▶ **THE PROBLEM**: Rename "wardrobe" to "closet" in the items from the first line up to and including the line with "857, 1017, 965]". Give those lines again with nothing else changed.

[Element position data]
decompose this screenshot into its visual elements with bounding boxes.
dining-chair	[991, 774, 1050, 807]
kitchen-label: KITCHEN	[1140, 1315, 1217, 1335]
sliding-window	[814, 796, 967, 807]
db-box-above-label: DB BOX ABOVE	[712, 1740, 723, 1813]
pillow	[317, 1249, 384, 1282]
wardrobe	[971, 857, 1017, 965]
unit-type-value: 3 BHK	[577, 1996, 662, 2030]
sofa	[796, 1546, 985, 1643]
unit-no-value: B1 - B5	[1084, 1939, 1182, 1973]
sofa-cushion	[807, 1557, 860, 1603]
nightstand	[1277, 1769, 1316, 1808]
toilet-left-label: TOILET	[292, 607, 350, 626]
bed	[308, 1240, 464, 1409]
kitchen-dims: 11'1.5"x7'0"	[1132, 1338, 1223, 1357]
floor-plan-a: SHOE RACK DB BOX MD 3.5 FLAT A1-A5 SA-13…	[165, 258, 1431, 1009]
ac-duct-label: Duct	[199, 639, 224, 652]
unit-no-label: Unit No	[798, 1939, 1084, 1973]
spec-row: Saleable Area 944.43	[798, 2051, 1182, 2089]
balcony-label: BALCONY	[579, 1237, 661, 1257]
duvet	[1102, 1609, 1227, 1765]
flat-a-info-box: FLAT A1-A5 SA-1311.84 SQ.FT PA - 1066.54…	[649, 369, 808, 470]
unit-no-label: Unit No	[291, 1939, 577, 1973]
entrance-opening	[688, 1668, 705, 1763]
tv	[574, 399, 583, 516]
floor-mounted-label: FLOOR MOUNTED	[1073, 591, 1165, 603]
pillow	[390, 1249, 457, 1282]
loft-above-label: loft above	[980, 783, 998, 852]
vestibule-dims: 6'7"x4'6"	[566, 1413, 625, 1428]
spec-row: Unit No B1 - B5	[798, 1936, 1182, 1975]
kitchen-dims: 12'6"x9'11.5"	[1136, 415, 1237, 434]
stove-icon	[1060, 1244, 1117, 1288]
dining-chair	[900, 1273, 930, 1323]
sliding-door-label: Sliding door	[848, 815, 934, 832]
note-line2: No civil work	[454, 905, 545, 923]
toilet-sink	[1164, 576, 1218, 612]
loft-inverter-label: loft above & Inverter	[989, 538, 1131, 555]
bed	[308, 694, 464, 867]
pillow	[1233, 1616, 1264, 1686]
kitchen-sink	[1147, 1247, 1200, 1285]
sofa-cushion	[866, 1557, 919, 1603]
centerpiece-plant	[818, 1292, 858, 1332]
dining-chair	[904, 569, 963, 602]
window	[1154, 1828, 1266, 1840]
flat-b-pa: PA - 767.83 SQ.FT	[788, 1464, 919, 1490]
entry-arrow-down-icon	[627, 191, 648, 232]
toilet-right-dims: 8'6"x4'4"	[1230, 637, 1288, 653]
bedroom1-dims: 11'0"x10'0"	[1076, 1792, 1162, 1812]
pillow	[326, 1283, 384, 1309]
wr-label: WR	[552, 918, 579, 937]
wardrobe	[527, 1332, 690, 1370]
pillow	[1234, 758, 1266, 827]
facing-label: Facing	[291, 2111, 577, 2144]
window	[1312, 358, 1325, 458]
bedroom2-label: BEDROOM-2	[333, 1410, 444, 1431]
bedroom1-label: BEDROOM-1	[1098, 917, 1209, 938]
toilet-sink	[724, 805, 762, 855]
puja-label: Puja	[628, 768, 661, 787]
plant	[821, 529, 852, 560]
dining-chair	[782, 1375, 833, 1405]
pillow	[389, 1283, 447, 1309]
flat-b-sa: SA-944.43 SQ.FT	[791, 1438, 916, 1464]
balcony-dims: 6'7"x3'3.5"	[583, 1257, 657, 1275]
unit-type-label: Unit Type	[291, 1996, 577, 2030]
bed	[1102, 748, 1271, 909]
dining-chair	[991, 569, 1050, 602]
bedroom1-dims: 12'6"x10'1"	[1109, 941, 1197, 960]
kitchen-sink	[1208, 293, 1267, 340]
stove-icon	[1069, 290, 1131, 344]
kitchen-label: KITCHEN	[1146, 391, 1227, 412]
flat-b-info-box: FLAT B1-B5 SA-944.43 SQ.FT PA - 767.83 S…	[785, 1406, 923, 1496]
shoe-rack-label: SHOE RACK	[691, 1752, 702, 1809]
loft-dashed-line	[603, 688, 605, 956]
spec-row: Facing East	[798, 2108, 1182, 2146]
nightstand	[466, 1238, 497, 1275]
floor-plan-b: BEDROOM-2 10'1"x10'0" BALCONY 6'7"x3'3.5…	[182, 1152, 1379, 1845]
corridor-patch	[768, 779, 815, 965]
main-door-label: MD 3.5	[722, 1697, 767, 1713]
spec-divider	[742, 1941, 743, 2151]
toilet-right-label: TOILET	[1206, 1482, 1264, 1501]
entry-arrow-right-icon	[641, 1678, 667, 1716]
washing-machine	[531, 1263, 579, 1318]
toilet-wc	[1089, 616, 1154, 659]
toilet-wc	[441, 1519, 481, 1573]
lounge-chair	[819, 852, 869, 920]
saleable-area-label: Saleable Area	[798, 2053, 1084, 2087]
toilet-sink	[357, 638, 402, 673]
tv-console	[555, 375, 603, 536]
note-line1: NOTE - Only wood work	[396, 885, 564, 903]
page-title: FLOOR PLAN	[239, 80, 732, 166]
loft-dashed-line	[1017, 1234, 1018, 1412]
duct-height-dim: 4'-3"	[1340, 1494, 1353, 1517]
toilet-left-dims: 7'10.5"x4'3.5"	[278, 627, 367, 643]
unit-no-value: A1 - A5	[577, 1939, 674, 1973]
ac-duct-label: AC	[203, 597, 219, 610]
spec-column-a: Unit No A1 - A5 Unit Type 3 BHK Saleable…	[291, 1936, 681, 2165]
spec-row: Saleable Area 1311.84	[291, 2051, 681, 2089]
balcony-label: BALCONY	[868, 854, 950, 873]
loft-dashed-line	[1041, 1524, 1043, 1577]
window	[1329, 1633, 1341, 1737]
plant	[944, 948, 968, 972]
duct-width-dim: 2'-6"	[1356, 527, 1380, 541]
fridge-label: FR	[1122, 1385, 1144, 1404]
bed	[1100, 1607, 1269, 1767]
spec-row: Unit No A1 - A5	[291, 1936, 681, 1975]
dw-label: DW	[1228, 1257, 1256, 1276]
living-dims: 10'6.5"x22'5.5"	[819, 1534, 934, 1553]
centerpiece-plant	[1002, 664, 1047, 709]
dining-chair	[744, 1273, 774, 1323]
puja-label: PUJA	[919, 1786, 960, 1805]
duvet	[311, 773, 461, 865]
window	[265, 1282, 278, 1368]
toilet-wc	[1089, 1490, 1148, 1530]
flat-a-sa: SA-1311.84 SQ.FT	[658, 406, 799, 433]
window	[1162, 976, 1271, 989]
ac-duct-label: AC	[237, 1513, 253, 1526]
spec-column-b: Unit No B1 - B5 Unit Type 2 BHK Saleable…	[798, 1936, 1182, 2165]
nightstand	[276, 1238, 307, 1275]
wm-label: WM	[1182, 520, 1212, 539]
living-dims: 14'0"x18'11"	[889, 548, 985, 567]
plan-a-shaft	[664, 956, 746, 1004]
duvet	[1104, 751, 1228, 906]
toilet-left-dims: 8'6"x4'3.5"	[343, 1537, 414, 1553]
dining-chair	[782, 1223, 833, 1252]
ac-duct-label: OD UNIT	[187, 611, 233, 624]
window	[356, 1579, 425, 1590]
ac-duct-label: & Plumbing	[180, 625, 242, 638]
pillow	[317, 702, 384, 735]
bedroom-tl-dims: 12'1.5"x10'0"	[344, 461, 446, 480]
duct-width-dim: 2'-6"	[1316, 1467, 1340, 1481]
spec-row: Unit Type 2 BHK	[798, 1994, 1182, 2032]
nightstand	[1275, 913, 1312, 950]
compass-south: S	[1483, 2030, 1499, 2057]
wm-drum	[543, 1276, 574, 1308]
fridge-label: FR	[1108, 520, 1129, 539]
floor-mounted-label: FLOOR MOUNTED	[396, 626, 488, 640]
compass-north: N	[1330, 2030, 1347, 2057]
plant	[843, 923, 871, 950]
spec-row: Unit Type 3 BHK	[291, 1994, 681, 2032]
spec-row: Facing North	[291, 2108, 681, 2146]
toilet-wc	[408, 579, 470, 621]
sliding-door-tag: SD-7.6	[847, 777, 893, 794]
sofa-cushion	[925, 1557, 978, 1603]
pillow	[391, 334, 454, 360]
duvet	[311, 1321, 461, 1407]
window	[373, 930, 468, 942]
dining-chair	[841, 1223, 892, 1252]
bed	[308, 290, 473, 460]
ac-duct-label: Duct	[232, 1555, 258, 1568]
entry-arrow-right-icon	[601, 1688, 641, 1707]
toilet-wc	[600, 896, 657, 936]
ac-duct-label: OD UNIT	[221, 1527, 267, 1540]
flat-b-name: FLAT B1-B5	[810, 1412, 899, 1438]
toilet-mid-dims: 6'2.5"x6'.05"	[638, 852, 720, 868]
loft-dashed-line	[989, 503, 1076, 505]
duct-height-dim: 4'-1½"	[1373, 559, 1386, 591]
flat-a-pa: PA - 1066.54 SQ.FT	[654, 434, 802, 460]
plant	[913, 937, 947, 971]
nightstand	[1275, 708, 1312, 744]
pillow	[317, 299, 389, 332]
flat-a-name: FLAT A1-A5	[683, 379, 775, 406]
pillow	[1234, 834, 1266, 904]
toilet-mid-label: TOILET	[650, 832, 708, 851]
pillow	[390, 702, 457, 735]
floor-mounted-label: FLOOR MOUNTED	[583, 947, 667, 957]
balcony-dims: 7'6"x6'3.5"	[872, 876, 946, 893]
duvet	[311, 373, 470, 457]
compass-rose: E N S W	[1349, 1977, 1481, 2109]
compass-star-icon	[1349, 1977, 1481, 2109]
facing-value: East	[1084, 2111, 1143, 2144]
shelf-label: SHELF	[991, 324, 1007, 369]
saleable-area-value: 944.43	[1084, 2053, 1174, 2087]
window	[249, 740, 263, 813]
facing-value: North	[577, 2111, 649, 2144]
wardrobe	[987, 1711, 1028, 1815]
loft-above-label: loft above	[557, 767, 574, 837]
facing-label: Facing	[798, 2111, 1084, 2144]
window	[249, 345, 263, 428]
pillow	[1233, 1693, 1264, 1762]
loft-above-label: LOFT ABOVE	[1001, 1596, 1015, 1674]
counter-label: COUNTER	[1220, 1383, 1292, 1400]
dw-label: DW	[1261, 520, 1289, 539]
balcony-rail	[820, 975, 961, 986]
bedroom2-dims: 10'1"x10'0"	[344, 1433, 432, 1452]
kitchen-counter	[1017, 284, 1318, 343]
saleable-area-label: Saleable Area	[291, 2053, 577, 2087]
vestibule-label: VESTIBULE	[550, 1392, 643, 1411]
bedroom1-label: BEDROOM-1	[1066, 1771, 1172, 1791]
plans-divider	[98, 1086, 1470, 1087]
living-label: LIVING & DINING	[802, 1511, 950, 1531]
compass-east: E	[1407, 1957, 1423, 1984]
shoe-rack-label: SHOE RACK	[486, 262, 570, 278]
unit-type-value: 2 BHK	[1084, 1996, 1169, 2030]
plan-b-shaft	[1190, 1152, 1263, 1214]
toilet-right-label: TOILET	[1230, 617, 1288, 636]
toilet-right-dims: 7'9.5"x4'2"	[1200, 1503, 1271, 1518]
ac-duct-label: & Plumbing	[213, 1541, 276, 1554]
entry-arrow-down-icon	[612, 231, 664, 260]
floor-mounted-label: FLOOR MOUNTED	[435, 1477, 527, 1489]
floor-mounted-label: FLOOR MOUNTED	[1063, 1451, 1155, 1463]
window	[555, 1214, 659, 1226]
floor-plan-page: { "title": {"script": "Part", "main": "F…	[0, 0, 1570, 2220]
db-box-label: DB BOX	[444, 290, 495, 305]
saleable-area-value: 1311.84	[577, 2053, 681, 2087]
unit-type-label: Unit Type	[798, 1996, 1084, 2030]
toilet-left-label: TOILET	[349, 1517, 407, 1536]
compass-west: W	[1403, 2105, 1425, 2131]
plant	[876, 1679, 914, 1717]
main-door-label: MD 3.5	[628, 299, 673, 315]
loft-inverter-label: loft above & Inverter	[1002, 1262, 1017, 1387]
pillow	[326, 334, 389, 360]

▶ **FULL RESPONSE**:
decompose this screenshot into its visual elements with bounding boxes.
dining-chair	[991, 774, 1050, 807]
kitchen-label: KITCHEN	[1140, 1315, 1217, 1335]
sliding-window	[814, 796, 967, 807]
db-box-above-label: DB BOX ABOVE	[712, 1740, 723, 1813]
pillow	[317, 1249, 384, 1282]
closet	[971, 857, 1017, 965]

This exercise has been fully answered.